Cyber-related fraud hitting new levels

Yesterday, the Office for National Statics (ONS) released its crime in England and Wales statistical bulletin.

The latest comparable figures revealed that fraud offences – collated by the NFIB from Action Fraud, Cifas and UK Finance – experienced a 4% increase in England and Wales (up to 653,468 offences) in the year ending June 2017 compared with the previous year. This follows similar rises in each of the last five years.

The stats actually show that cybercrime has dropped with 1.9 million incidents of online fraud and 1.6 million incidents of ‘computer misuse’ recorded. However, Experimental Statistics from the CSEW estimated that of the 3.3 million incidents of fraud, over half were (57%; 1.9 million incidents) cyber-related. A shift is developing.

>See also: Cyber crime: an unprecedented threat to society?

The main difference between CSEW and NFIB fraud data arises from the fact that most fraud offences do not come to the attention of the police. As a result, police recorded crime data give a very partial picture of the extent of fraud, while CSEW estimates provide a more complete picture of the threat.

Commenting on this, Ryan Wilk, VP at NuData Security, said “This level of recorded fraud figures is astounding, and bad news for consumers who often bear the brunt of many direct costs and pains – especially in account takeover and new account fraud. The increasing volume of attacks globally has also been attributed to more fraudsters willing to commit the crime, more data available on the black market, and more financial institutions and merchants that are vulnerable to attacks. It’s incumbent upon companies to secure their customers’ trust by keeping their accounts safe from hackers without hurting their customer experience. They can’t afford to hear their customers say, ‘My account got hacked again.’”

>See also: Fraud is the most common offence: police survey reveals extent of cybercrime

“To detect out of character and potentially fraudulent transactions before they can create a financial nightmare for consumers, we must adopt new authentication methods that they can’t deceive. Solutions based on consumer behaviour and interactional signals are leading the way to provide more safety for consumers, and less fraud in the marketplace. There are solutions on the market now that can identify machines from humans, then separate good machines from bad, selects known humans from unknown humans, and finally sorts unknown humans demonstrating low-risk signals from unknown humans demonstrating high-risk signals. This process lets organisations fast track the known and low-risk users for an optimal experience, saving the friction and traditional authentication methods for the highest risk users.”

**Stated problem**:
Rewrite the cyber fraud article from "The stats actually" up to and including "threat to society?", changing "Experimental Statistics" to "Provisional Statistics".

**Given information**:
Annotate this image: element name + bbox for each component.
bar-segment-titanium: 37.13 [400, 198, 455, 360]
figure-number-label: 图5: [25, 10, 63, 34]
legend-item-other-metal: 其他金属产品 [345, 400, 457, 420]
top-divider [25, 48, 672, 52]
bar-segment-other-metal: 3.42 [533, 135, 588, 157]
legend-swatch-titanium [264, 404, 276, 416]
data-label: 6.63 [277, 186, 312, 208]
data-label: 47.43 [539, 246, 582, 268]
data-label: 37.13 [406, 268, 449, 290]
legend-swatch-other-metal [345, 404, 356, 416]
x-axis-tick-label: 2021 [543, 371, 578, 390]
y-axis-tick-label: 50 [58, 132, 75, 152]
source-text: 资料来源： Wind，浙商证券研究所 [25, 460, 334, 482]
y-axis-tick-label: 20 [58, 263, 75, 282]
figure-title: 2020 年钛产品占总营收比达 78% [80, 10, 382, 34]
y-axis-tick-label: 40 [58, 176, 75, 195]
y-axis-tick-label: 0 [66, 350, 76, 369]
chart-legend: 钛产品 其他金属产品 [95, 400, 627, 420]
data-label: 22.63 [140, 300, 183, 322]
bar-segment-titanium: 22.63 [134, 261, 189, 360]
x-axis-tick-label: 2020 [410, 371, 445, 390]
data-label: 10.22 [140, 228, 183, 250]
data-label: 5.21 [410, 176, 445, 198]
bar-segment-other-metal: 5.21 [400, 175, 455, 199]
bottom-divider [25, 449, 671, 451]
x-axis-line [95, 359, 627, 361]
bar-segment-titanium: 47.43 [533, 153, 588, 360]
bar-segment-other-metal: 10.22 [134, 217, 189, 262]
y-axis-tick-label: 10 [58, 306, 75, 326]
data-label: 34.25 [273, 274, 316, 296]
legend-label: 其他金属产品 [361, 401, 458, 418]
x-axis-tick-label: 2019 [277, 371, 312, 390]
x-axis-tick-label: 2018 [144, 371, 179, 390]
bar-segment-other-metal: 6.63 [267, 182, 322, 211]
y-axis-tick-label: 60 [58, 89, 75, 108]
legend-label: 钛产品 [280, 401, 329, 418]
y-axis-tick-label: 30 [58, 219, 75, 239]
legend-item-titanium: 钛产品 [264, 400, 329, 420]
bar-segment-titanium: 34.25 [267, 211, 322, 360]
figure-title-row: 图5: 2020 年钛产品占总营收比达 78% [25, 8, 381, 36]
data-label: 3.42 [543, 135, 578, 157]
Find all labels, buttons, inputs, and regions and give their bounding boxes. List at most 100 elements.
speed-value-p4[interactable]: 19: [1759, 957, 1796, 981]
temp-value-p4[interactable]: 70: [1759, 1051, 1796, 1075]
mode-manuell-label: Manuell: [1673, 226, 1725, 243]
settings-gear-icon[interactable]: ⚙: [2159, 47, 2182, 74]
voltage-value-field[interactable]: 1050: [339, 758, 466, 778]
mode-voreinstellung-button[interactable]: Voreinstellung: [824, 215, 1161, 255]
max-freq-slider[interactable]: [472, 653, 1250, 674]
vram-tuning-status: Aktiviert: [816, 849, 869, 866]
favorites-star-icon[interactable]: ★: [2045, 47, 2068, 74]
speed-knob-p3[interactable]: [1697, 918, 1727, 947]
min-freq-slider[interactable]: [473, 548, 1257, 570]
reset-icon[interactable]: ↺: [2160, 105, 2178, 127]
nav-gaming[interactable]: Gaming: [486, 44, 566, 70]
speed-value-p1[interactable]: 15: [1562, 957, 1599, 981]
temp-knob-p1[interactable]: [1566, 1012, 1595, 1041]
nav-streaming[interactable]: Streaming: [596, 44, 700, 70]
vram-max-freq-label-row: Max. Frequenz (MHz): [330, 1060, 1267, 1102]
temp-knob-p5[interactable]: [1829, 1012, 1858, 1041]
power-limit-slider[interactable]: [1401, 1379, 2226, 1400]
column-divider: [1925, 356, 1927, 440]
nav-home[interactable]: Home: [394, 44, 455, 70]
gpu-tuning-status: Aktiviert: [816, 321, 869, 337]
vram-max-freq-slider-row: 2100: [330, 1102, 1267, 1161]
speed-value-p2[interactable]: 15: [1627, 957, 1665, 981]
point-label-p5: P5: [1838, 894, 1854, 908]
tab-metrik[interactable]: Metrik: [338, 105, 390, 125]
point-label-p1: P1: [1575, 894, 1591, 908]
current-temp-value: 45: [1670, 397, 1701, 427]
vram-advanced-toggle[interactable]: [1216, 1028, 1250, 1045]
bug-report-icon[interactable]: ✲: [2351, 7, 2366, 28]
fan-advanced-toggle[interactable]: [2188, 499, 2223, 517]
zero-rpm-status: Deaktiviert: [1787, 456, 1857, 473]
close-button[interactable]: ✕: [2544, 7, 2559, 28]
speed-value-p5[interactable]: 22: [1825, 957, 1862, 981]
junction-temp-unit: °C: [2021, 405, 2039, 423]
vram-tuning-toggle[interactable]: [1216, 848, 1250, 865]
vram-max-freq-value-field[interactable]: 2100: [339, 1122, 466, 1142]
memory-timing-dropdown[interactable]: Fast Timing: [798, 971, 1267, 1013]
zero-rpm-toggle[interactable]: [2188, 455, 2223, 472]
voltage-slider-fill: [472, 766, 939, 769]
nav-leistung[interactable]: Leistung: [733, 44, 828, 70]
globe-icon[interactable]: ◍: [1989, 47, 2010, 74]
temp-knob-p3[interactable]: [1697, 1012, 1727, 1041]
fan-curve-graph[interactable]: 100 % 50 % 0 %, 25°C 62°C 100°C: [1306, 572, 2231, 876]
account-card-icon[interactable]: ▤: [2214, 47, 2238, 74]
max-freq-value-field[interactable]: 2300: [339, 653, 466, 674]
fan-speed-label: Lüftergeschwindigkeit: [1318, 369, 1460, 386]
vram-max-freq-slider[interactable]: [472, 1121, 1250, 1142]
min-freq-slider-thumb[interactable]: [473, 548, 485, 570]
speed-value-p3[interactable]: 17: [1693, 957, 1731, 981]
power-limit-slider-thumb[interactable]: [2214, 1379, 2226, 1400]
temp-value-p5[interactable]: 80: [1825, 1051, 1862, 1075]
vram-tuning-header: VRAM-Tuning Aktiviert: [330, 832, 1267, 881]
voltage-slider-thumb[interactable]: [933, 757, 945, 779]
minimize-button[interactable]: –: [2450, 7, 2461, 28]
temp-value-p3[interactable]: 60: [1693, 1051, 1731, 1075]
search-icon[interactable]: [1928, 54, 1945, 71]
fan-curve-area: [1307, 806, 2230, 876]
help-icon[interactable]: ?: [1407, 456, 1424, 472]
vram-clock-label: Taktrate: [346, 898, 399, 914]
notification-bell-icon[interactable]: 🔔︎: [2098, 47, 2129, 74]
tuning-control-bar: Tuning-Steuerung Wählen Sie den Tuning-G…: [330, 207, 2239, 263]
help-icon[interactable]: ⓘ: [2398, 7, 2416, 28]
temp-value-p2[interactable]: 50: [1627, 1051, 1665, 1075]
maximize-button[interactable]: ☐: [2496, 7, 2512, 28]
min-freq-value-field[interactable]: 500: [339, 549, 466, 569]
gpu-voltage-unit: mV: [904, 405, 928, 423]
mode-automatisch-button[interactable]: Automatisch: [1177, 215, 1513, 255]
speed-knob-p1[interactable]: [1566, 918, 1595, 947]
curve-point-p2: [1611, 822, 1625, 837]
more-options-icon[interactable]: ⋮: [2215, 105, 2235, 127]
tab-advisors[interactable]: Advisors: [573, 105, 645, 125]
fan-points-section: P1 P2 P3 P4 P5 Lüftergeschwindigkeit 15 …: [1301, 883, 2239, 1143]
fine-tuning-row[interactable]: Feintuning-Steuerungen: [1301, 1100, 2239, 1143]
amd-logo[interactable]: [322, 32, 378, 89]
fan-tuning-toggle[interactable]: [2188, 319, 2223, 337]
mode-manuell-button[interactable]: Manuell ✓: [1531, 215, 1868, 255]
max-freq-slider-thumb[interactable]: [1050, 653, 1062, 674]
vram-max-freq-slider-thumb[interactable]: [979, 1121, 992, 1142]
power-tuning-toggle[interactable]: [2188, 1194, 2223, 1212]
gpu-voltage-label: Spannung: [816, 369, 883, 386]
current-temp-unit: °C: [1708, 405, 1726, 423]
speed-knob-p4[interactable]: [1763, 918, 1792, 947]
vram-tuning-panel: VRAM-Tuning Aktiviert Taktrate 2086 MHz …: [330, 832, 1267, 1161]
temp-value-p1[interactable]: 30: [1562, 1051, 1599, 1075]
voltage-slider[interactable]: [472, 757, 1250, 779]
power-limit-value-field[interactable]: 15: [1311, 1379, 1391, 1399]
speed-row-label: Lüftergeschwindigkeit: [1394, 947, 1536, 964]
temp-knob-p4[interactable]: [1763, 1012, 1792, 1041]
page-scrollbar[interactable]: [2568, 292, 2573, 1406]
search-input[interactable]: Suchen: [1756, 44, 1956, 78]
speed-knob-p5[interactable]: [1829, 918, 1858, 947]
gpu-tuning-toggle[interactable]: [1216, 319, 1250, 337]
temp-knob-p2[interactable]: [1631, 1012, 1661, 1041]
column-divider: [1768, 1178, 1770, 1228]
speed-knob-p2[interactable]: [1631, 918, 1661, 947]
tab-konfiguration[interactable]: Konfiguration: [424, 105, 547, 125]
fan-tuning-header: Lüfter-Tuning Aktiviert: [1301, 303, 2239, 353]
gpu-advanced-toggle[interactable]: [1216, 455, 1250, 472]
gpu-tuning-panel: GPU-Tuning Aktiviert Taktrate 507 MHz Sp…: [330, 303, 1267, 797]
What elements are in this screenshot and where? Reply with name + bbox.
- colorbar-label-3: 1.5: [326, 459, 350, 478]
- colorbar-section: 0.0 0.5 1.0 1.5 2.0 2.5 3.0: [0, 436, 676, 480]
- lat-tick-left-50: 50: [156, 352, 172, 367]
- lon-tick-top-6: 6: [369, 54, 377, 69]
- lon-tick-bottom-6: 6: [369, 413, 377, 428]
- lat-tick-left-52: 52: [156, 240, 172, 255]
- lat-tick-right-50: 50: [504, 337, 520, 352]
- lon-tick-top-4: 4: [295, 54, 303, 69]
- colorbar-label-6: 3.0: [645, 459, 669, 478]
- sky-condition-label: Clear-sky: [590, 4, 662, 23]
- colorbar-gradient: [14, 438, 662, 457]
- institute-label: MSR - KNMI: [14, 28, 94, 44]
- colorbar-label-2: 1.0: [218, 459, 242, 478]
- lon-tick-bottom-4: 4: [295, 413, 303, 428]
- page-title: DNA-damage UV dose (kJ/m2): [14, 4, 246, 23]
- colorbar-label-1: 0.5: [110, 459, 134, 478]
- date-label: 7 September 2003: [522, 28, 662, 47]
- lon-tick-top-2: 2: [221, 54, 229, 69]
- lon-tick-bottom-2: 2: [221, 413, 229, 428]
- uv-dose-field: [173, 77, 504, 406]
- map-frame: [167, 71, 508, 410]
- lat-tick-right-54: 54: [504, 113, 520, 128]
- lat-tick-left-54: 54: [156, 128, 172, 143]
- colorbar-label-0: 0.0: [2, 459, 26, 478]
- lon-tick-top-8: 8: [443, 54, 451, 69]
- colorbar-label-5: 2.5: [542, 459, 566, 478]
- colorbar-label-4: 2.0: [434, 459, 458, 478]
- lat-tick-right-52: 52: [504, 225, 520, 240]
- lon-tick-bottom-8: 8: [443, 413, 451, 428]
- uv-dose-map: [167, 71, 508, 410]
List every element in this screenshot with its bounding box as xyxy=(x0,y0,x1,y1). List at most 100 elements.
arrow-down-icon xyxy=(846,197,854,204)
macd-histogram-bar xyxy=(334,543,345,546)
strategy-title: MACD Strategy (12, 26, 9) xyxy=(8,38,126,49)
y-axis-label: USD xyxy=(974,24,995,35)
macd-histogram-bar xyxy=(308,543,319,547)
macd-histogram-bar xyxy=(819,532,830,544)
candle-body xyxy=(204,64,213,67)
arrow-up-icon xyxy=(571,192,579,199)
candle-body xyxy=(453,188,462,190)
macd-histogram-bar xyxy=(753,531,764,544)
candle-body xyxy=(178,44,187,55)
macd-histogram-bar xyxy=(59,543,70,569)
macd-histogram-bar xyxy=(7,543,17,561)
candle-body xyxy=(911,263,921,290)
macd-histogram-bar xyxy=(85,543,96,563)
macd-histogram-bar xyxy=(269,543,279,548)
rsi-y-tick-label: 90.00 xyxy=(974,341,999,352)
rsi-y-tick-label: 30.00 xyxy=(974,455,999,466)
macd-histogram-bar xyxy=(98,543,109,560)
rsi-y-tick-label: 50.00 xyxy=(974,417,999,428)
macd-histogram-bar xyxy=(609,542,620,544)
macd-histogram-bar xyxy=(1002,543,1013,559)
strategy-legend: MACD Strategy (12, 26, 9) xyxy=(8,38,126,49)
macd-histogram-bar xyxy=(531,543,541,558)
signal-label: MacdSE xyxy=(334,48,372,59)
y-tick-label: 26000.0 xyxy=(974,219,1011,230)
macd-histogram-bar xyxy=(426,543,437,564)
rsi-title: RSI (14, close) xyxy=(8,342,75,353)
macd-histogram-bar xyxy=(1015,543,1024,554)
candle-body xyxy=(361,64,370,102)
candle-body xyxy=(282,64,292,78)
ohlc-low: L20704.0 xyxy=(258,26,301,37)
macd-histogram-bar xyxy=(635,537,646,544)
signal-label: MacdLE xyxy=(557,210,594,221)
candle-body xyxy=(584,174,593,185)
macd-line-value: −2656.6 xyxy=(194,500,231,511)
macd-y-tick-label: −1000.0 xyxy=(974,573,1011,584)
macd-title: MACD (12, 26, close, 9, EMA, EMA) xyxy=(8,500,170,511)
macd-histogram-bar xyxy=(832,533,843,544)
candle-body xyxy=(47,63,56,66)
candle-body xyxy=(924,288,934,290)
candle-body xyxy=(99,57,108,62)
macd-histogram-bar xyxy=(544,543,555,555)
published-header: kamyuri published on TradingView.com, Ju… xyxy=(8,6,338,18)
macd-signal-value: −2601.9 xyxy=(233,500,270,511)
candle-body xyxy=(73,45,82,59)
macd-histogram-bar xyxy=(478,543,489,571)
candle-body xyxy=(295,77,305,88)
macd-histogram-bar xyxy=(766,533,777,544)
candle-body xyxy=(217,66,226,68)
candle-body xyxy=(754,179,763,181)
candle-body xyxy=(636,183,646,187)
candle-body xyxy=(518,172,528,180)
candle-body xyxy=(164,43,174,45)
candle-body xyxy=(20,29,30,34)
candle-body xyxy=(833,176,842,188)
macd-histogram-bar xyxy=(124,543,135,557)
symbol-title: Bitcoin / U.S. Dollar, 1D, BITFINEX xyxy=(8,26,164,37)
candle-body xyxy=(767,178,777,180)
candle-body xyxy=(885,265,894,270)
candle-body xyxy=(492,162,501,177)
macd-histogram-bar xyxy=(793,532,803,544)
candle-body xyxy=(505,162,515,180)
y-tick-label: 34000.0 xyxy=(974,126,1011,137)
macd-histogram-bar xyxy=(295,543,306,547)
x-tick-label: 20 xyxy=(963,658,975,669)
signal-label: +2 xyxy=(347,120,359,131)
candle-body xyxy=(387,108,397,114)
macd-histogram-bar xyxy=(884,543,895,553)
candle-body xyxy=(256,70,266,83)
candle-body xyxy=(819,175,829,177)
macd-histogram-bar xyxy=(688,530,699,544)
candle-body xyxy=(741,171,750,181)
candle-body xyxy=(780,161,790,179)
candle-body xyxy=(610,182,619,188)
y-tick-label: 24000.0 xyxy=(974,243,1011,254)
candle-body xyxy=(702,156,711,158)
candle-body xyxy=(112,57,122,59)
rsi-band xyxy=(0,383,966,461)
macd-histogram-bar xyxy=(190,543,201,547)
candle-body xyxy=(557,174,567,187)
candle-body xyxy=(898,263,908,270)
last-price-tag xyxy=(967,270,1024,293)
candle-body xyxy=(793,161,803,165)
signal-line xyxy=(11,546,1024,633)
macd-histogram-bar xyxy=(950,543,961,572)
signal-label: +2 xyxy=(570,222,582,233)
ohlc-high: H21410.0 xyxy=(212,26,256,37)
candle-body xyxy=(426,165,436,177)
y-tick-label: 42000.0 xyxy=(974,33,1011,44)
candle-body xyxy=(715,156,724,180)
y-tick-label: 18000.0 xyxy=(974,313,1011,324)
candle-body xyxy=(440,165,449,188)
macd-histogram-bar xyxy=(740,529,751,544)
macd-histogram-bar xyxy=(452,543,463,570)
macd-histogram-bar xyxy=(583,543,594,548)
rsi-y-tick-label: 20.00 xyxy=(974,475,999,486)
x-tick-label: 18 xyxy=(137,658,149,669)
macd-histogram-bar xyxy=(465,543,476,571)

**Result for this exercise**:
The stats actually show that cybercrime has dropped with 1.9 million incidents of online fraud and 1.6 million incidents of ‘computer misuse’ recorded. However, Provisional Statistics from the CSEW estimated that of the 3.3 million incidents of fraud, over half were (57%; 1.9 million incidents) cyber-related. A shift is developing.

>See also: Cyber crime: an unprecedented threat to society?